[Start]
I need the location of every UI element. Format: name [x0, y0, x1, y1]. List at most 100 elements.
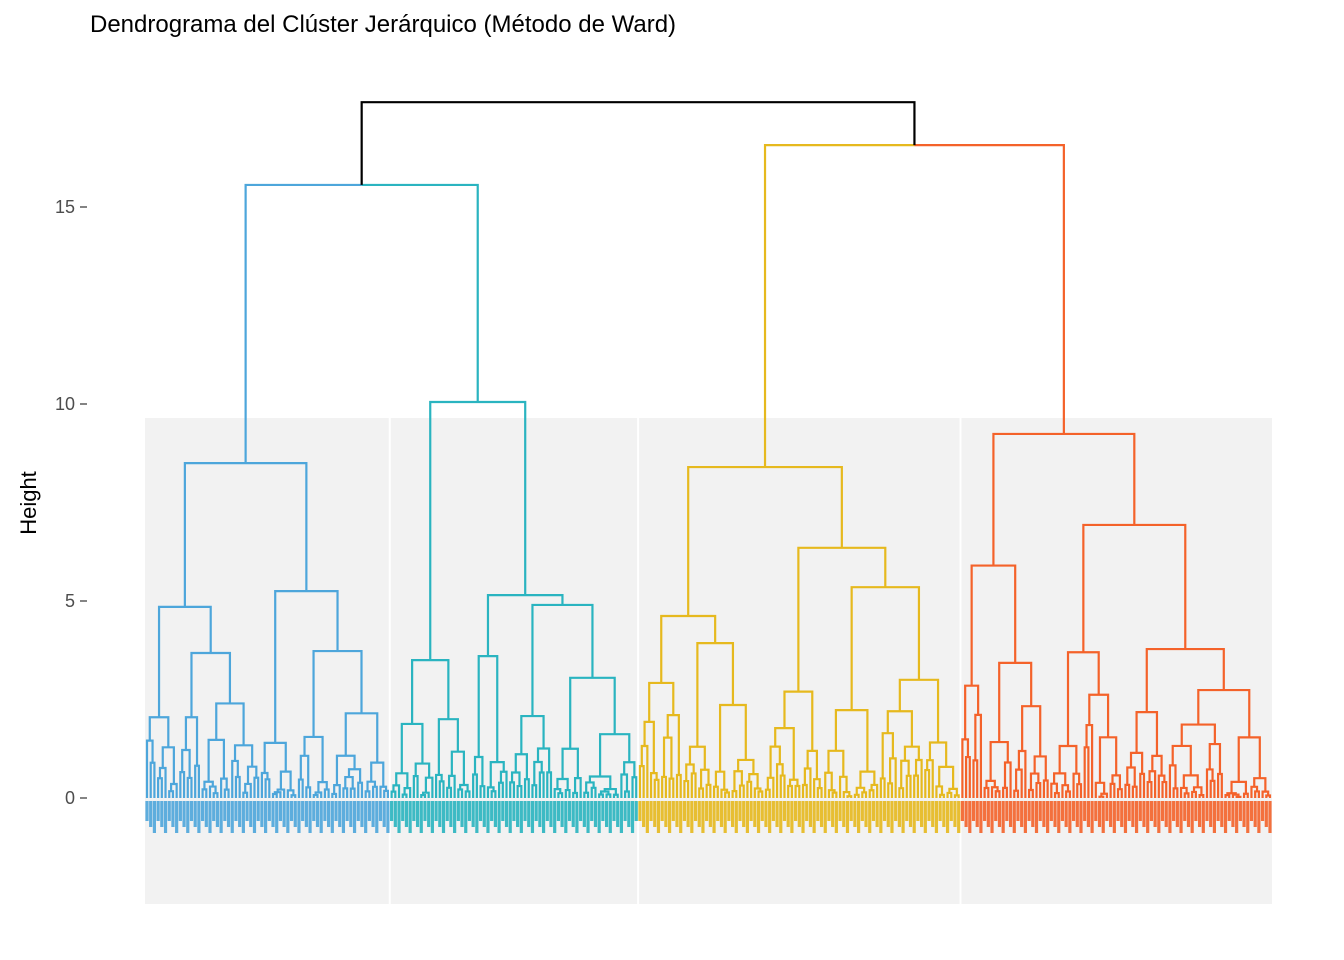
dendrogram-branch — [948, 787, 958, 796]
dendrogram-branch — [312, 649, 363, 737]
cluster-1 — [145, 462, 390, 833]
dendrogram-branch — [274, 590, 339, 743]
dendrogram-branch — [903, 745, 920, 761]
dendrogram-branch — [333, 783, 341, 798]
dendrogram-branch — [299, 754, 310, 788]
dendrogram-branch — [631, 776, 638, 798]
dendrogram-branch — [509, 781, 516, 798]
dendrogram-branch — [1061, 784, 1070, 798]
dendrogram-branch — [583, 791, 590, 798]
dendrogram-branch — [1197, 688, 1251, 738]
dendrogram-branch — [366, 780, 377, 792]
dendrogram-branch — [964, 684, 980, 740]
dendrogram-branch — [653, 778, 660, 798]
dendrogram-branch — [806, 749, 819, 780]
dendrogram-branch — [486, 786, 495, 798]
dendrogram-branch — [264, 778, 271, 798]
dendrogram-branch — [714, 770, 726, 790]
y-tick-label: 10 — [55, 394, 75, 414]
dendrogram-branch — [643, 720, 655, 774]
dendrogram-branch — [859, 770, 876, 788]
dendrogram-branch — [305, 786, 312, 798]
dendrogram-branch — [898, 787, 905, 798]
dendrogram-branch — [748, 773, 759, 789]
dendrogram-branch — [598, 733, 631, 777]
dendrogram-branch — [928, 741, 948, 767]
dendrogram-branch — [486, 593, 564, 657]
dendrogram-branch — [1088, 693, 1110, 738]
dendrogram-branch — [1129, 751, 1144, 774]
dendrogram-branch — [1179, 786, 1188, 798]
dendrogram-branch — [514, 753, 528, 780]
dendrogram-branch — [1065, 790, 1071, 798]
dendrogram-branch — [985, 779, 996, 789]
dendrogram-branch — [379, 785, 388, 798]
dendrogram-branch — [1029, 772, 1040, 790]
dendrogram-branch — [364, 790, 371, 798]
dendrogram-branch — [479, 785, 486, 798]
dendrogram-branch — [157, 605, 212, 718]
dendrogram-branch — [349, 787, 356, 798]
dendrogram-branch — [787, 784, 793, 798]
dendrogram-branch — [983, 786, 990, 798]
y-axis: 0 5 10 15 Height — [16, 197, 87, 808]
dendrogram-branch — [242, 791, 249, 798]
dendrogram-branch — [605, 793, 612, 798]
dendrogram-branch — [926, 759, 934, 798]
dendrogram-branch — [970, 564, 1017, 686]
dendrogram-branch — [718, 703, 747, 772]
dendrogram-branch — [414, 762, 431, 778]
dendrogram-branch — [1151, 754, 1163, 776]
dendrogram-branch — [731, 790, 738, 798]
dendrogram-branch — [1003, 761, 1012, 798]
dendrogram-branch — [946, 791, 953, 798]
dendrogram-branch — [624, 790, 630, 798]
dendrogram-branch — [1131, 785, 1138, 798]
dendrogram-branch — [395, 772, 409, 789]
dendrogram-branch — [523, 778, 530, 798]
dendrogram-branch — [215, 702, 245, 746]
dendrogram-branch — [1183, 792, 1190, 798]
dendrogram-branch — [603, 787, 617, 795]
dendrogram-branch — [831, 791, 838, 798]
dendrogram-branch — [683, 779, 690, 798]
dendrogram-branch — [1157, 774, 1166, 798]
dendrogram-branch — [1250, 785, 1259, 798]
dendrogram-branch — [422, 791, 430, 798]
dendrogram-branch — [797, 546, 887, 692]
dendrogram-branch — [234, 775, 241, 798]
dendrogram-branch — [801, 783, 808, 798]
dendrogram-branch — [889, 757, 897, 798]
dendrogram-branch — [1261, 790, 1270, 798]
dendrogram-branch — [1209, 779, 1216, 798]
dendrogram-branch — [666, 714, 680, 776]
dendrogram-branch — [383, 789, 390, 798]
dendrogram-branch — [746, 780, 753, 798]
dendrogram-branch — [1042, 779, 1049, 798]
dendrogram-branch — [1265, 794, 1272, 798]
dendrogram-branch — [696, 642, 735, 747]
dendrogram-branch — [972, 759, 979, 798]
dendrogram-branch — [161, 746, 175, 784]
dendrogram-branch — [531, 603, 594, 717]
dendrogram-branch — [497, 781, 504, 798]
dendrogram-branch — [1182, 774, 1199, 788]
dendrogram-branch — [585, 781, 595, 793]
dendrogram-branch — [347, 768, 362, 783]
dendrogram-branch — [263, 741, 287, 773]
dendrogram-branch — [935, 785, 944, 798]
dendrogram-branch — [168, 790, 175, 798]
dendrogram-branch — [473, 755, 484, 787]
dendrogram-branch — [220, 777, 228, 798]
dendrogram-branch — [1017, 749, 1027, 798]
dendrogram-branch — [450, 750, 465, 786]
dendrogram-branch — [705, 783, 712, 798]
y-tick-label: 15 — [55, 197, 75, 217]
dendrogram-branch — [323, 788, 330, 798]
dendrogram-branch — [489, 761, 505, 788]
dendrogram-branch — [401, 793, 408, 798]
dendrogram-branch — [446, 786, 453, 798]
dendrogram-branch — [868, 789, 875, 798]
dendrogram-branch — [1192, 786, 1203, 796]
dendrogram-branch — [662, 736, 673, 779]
[End]
[Start]
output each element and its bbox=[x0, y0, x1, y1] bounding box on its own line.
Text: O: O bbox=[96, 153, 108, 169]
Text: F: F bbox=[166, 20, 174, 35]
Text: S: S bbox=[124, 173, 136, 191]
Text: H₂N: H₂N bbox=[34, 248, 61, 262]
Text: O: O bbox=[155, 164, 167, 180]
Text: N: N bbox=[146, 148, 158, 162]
[End]
[Start]
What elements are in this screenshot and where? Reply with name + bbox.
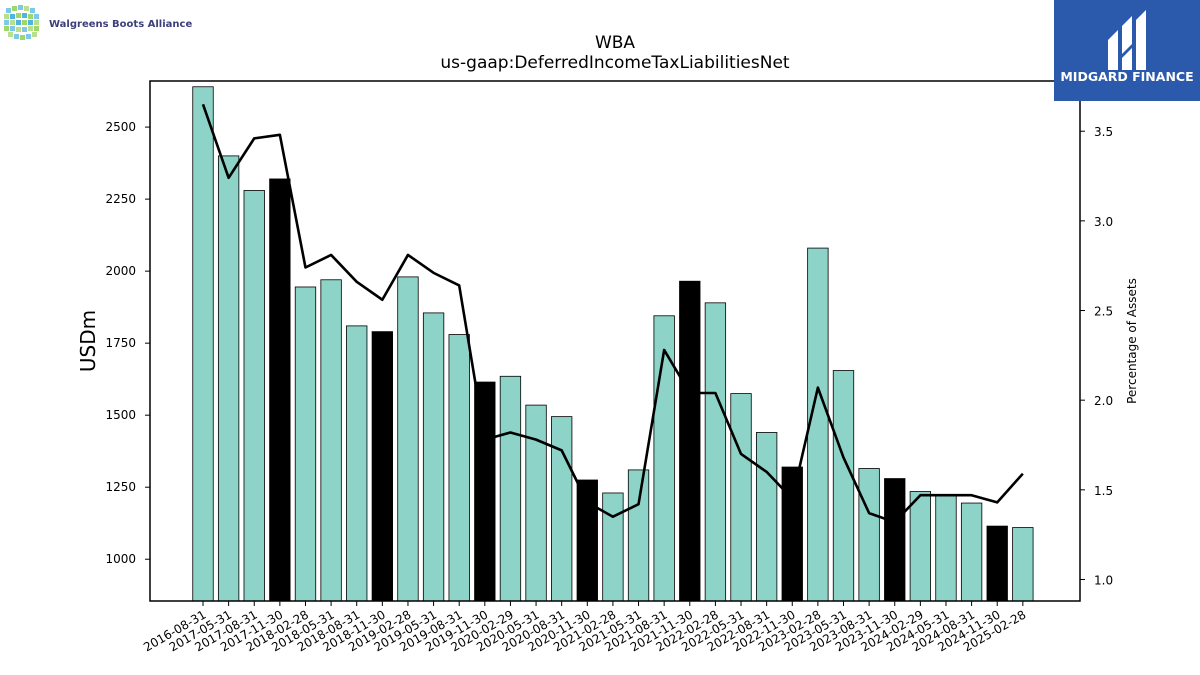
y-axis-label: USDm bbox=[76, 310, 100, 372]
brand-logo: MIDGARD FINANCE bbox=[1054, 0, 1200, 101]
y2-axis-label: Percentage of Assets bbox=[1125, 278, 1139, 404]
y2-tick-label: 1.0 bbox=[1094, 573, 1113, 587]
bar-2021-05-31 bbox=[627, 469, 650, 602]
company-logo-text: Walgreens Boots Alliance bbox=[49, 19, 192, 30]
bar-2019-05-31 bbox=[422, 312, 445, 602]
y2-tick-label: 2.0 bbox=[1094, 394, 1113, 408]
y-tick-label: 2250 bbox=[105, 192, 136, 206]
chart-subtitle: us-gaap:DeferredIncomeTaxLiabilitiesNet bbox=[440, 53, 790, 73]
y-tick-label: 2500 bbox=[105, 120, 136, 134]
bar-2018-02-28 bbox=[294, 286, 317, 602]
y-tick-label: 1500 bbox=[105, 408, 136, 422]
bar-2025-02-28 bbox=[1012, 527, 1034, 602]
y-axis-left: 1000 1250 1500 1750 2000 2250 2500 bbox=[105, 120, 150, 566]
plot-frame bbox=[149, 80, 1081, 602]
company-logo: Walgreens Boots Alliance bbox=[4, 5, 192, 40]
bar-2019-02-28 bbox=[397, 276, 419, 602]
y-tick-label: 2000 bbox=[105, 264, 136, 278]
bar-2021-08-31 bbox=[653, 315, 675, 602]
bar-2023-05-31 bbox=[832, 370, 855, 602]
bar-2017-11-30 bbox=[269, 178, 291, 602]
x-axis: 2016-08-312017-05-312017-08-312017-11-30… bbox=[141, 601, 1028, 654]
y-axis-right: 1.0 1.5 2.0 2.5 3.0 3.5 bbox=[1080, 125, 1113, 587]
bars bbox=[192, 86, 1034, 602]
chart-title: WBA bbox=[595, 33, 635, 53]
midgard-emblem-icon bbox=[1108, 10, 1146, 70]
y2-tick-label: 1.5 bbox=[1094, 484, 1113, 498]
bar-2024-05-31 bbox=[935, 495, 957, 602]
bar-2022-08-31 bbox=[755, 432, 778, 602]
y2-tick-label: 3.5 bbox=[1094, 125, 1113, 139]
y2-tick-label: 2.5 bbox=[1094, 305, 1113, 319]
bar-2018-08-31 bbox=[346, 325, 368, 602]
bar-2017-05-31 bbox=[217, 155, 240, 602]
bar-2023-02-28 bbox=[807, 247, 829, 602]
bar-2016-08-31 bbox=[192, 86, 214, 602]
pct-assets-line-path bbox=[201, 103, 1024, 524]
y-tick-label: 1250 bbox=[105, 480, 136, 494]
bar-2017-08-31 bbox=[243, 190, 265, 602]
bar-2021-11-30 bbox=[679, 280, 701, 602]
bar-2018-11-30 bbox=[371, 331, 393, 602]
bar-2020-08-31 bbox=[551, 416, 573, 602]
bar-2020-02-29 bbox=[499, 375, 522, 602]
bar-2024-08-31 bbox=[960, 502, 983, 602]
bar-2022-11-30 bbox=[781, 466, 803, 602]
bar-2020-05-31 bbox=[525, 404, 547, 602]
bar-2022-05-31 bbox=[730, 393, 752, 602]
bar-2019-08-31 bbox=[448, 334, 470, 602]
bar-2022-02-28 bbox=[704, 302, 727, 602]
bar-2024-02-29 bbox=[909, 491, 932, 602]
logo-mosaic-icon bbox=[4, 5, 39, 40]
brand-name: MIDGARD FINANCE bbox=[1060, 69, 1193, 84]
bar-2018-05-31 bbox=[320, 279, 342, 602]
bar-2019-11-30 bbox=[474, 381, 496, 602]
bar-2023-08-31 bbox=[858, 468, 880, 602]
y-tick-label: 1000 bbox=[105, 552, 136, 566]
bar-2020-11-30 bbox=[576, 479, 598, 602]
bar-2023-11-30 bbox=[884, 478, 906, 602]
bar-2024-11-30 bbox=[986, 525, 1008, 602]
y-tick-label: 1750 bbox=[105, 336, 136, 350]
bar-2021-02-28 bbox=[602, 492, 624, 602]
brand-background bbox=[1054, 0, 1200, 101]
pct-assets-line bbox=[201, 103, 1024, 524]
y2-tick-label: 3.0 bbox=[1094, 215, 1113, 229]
[End]
WORK INSTRUCTIONS :: Swap "y2-tick-label" for "right-tick-label" in the stretch of the records from the line containing "What elements are" through the line containing "bar-2022-08-31 bbox=[755, 432, 778, 602]", changing nothing else. Omit the pictures and give only those lines.

ANSWER TO THE EXERCISE ::
What elements are in this screenshot and where? Reply with name + bbox.
y-axis-label: USDm bbox=[76, 310, 100, 372]
brand-logo: MIDGARD FINANCE bbox=[1054, 0, 1200, 101]
y2-axis-label: Percentage of Assets bbox=[1125, 278, 1139, 404]
right-tick-label: 1.0 bbox=[1094, 573, 1113, 587]
bar-2021-05-31 bbox=[627, 469, 650, 602]
company-logo-text: Walgreens Boots Alliance bbox=[49, 19, 192, 30]
bar-2019-05-31 bbox=[422, 312, 445, 602]
right-tick-label: 2.0 bbox=[1094, 394, 1113, 408]
y-tick-label: 2250 bbox=[105, 192, 136, 206]
chart-subtitle: us-gaap:DeferredIncomeTaxLiabilitiesNet bbox=[440, 53, 790, 73]
y-tick-label: 2500 bbox=[105, 120, 136, 134]
bar-2018-02-28 bbox=[294, 286, 317, 602]
y-tick-label: 1500 bbox=[105, 408, 136, 422]
bar-2025-02-28 bbox=[1012, 527, 1034, 602]
y-axis-left: 1000 1250 1500 1750 2000 2250 2500 bbox=[105, 120, 150, 566]
plot-frame bbox=[149, 80, 1081, 602]
company-logo: Walgreens Boots Alliance bbox=[4, 5, 192, 40]
bar-2019-02-28 bbox=[397, 276, 419, 602]
y-tick-label: 2000 bbox=[105, 264, 136, 278]
bar-2021-08-31 bbox=[653, 315, 675, 602]
bar-2023-05-31 bbox=[832, 370, 855, 602]
bar-2017-11-30 bbox=[269, 178, 291, 602]
x-axis: 2016-08-312017-05-312017-08-312017-11-30… bbox=[141, 601, 1028, 654]
y-axis-right: 1.0 1.5 2.0 2.5 3.0 3.5 bbox=[1080, 125, 1113, 587]
bars bbox=[192, 86, 1034, 602]
chart-title: WBA bbox=[595, 33, 635, 53]
midgard-emblem-icon bbox=[1108, 10, 1146, 70]
right-tick-label: 1.5 bbox=[1094, 484, 1113, 498]
bar-2024-05-31 bbox=[935, 495, 957, 602]
bar-2022-08-31 bbox=[755, 432, 778, 602]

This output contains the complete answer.